What the task asks: Gather up every line that includes the string "Charlotte".

Exercise material:
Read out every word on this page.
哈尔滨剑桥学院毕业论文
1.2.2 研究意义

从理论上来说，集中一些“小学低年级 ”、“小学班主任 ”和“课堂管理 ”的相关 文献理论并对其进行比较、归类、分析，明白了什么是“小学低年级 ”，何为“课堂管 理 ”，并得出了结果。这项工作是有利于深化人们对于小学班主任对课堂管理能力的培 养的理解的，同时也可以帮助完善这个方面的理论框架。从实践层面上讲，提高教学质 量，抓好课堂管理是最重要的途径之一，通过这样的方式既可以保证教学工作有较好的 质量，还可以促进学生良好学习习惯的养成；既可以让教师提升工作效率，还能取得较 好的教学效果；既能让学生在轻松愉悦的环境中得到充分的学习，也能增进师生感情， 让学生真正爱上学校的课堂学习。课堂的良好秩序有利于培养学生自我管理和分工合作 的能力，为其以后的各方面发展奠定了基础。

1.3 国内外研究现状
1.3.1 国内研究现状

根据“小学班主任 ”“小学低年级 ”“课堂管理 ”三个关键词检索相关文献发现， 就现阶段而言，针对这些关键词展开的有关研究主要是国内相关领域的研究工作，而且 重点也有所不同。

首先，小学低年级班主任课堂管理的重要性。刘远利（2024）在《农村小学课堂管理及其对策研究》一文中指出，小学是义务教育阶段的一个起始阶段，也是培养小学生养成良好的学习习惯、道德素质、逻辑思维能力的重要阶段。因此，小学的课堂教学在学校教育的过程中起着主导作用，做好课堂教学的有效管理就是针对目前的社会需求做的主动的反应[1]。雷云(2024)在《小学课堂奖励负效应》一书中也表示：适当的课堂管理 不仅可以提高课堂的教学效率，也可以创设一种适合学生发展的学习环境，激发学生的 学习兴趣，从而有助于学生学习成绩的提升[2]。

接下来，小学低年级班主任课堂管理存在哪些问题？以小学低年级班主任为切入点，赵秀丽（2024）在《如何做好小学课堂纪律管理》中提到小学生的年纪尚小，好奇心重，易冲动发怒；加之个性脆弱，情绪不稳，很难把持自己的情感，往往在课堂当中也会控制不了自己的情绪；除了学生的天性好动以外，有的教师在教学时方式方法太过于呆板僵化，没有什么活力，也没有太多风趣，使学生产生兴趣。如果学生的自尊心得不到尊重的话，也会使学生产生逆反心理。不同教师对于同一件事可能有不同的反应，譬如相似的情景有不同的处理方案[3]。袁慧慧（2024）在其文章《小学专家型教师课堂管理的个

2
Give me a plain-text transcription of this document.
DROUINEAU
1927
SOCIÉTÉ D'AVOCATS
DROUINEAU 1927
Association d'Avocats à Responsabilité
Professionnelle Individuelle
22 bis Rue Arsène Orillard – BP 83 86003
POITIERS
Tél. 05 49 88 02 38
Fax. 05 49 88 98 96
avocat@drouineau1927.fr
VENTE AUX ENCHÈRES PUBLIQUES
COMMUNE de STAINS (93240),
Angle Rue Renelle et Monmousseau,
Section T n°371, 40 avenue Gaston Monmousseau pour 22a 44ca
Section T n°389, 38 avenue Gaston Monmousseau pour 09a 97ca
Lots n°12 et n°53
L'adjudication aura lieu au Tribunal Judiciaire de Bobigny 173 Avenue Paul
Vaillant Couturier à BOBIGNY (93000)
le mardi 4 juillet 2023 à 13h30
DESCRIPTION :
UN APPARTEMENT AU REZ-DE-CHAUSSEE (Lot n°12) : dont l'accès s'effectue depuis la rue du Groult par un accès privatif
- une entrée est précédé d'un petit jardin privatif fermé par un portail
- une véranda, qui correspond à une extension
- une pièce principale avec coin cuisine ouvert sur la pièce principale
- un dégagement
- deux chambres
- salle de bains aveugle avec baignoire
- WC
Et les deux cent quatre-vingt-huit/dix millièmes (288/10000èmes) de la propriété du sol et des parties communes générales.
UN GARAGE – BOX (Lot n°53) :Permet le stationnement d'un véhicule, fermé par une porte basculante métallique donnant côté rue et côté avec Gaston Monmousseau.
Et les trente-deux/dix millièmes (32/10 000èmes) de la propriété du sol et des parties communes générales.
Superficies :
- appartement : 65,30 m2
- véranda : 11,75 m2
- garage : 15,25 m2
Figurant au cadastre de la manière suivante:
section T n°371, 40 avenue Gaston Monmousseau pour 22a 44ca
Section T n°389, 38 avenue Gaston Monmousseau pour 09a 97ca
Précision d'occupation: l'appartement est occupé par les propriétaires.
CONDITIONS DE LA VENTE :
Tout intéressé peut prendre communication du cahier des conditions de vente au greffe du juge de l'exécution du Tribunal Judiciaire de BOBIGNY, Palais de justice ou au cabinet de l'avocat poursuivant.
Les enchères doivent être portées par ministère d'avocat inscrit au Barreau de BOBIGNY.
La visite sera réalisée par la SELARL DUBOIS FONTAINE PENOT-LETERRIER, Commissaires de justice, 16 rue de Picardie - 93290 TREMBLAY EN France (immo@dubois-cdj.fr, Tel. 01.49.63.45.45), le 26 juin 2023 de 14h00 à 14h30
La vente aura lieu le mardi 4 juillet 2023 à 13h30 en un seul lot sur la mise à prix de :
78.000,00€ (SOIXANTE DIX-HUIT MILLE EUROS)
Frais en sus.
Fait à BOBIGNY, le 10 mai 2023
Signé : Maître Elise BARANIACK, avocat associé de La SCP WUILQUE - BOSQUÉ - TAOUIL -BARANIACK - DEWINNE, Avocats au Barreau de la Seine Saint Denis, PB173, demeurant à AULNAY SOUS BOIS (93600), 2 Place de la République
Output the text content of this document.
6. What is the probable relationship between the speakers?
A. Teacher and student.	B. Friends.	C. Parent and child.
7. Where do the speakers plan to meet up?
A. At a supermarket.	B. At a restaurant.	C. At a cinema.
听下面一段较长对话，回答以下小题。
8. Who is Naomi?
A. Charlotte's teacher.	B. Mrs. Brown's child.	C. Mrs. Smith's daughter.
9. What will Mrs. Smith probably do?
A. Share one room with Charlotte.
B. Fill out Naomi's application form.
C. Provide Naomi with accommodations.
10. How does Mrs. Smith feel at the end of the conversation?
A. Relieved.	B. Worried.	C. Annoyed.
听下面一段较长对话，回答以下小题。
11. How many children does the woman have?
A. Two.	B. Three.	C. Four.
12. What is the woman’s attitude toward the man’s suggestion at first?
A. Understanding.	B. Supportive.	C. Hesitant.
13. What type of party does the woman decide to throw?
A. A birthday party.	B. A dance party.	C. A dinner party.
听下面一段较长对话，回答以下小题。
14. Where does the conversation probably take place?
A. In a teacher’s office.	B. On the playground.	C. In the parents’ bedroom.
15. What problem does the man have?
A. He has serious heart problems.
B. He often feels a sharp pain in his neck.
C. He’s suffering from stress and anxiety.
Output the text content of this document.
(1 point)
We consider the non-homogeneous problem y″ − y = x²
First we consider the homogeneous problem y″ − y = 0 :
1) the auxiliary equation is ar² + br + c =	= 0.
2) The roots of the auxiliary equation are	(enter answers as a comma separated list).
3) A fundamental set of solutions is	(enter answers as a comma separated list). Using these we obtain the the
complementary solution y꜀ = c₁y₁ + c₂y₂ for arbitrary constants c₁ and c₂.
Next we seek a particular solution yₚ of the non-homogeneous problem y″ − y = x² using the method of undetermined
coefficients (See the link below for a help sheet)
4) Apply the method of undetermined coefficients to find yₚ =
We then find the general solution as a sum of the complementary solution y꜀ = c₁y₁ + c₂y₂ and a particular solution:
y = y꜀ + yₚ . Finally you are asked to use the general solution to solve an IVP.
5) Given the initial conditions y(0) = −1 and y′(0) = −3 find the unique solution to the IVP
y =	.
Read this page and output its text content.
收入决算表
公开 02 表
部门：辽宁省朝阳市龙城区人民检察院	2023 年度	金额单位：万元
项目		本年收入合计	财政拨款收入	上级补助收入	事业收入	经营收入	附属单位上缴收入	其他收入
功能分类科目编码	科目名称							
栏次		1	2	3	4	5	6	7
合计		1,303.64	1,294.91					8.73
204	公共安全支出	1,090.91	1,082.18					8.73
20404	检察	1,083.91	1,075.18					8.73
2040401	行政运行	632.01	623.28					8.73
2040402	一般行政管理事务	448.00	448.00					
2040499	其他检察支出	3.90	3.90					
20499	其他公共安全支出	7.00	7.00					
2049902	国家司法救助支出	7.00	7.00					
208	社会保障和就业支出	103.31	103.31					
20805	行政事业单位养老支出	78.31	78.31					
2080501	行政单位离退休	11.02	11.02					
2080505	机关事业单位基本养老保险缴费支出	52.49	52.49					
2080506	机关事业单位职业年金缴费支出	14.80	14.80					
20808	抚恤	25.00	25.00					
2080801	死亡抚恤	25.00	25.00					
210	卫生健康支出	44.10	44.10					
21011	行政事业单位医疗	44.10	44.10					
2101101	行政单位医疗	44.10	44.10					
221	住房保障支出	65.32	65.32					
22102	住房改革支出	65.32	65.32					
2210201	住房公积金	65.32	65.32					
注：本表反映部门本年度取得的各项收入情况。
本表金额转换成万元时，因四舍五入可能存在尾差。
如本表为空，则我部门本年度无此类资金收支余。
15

Response for this exercise:
A. Charlotte's teacher.	B. Mrs. Brown's child.	C. Mrs. Smith's daughter.
A. Share one room with Charlotte.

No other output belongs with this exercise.